DESCRIPTION OF THE TASK
Scan the data for lines with "旅游线路设计" and report the count by itself.

════════════════════

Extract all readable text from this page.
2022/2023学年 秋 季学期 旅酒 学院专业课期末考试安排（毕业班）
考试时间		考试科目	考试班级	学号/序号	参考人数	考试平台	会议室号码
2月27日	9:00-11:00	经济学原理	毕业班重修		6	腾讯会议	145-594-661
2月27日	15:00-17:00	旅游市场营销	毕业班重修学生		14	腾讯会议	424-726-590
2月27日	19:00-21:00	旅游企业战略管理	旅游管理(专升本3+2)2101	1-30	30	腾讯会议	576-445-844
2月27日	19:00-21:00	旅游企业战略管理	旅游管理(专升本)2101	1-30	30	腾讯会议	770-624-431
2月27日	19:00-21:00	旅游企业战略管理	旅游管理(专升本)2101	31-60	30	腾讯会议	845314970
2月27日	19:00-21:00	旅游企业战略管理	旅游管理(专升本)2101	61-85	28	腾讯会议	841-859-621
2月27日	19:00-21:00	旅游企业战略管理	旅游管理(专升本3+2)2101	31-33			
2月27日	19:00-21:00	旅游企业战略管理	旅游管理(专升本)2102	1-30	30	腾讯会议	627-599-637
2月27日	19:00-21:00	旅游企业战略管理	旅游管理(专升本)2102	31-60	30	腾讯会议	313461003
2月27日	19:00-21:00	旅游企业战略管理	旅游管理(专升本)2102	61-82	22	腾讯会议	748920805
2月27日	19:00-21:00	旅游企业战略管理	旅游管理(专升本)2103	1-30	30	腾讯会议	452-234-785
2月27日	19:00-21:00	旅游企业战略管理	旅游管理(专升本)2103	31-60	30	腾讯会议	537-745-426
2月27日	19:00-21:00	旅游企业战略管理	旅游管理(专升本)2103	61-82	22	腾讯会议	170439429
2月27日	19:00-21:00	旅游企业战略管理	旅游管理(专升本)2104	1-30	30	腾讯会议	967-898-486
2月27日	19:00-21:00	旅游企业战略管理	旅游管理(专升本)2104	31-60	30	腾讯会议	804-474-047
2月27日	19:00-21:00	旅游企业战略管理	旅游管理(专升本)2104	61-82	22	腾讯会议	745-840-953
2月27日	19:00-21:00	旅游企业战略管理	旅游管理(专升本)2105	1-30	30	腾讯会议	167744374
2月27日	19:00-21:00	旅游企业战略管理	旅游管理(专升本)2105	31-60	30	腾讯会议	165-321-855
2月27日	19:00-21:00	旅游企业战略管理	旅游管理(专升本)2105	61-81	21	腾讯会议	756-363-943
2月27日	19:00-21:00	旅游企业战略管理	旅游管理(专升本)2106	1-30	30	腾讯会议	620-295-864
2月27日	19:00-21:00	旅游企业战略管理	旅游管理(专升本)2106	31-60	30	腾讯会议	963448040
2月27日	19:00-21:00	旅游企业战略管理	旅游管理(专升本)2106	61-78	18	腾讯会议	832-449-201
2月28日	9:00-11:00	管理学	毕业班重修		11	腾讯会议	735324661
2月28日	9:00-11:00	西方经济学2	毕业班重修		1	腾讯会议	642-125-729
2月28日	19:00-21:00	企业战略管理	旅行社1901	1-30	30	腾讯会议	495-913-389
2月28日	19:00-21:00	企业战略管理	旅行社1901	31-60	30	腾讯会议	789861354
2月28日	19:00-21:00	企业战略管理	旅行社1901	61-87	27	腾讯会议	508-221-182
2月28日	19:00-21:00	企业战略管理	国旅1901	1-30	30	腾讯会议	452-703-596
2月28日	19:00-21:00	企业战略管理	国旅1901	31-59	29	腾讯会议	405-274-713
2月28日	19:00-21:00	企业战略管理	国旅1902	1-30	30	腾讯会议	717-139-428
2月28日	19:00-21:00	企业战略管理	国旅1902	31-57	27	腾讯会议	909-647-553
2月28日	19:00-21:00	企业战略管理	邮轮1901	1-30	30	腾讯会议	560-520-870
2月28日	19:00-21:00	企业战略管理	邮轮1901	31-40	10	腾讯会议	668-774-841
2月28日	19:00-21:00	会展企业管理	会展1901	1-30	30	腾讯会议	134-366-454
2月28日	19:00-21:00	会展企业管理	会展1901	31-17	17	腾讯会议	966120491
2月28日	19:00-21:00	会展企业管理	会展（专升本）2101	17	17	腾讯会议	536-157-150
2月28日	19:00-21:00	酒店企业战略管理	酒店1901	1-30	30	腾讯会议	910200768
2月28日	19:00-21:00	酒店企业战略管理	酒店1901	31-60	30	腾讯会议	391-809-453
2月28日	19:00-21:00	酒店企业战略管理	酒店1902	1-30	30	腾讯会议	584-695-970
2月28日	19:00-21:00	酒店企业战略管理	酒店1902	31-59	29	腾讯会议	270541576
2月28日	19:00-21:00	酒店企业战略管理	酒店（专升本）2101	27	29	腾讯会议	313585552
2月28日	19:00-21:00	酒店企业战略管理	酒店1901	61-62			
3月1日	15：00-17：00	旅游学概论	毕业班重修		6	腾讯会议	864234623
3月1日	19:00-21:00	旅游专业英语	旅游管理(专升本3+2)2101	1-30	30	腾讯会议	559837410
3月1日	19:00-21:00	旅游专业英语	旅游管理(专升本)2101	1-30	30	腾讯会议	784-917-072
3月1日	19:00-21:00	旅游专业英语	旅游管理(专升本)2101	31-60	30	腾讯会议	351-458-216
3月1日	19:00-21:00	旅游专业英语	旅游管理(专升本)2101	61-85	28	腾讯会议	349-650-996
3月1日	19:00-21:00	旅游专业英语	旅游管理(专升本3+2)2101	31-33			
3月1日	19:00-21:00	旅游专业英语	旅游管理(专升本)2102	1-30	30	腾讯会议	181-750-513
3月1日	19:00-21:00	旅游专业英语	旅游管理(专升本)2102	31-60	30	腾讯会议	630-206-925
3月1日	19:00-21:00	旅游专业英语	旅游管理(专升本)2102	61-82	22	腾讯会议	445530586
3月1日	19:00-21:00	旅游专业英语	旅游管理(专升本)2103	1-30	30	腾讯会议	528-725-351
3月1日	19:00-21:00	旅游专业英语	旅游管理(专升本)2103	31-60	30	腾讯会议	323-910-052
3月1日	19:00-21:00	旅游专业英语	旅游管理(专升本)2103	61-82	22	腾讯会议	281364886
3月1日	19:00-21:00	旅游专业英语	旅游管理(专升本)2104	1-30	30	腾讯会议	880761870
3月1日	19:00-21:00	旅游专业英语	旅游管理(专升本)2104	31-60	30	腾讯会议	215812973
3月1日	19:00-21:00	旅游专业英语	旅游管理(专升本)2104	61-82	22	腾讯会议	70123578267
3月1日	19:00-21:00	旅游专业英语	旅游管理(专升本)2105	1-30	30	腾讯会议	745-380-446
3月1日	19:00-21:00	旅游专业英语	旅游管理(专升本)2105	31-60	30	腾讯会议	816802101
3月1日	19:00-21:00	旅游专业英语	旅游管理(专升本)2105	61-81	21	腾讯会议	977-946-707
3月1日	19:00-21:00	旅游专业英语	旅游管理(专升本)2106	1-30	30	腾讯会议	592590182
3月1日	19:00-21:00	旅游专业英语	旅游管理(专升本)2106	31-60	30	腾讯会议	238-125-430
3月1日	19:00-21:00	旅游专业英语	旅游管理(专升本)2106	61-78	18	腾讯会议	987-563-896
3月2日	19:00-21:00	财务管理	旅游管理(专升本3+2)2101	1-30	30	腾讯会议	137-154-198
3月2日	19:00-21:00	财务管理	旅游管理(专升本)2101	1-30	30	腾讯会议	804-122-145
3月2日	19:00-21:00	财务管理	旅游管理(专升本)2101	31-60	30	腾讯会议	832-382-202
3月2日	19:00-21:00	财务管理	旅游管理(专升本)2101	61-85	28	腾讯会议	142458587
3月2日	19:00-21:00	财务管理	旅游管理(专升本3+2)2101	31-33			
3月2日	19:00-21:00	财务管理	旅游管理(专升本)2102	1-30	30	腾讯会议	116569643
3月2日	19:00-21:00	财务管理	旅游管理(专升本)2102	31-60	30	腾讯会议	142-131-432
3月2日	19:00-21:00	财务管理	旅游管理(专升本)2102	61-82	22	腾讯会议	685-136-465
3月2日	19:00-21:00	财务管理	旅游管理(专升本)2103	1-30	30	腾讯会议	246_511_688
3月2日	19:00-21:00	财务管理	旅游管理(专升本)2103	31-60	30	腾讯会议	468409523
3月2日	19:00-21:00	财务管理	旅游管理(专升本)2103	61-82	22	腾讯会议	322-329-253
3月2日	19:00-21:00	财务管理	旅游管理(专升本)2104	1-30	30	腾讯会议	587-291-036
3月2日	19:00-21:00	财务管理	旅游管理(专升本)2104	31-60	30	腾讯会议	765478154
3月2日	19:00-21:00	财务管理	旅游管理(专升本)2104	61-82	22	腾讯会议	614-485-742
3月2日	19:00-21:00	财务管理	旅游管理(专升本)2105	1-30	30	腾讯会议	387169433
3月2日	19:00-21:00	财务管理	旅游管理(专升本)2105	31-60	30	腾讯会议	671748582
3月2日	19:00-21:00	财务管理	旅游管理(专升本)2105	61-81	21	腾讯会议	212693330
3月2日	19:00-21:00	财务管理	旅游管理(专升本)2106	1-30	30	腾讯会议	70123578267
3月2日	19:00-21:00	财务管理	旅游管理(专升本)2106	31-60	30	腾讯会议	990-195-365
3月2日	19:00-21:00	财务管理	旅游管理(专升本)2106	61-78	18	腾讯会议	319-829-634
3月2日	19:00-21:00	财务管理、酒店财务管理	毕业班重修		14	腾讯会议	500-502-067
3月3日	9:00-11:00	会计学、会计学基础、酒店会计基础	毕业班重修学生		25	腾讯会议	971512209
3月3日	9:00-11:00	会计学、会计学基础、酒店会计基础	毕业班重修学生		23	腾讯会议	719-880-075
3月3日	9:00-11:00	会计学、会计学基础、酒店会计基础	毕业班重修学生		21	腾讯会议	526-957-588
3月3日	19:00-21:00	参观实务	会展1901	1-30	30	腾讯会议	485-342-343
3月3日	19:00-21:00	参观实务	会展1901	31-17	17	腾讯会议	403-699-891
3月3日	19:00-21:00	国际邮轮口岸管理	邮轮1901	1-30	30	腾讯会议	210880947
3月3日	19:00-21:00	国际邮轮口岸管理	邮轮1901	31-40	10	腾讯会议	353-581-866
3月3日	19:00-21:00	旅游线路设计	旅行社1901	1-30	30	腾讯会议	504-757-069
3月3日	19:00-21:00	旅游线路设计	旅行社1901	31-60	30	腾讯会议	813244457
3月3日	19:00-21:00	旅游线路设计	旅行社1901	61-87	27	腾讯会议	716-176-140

════════════════════

ANSWER FOR THIS EXERCISE
3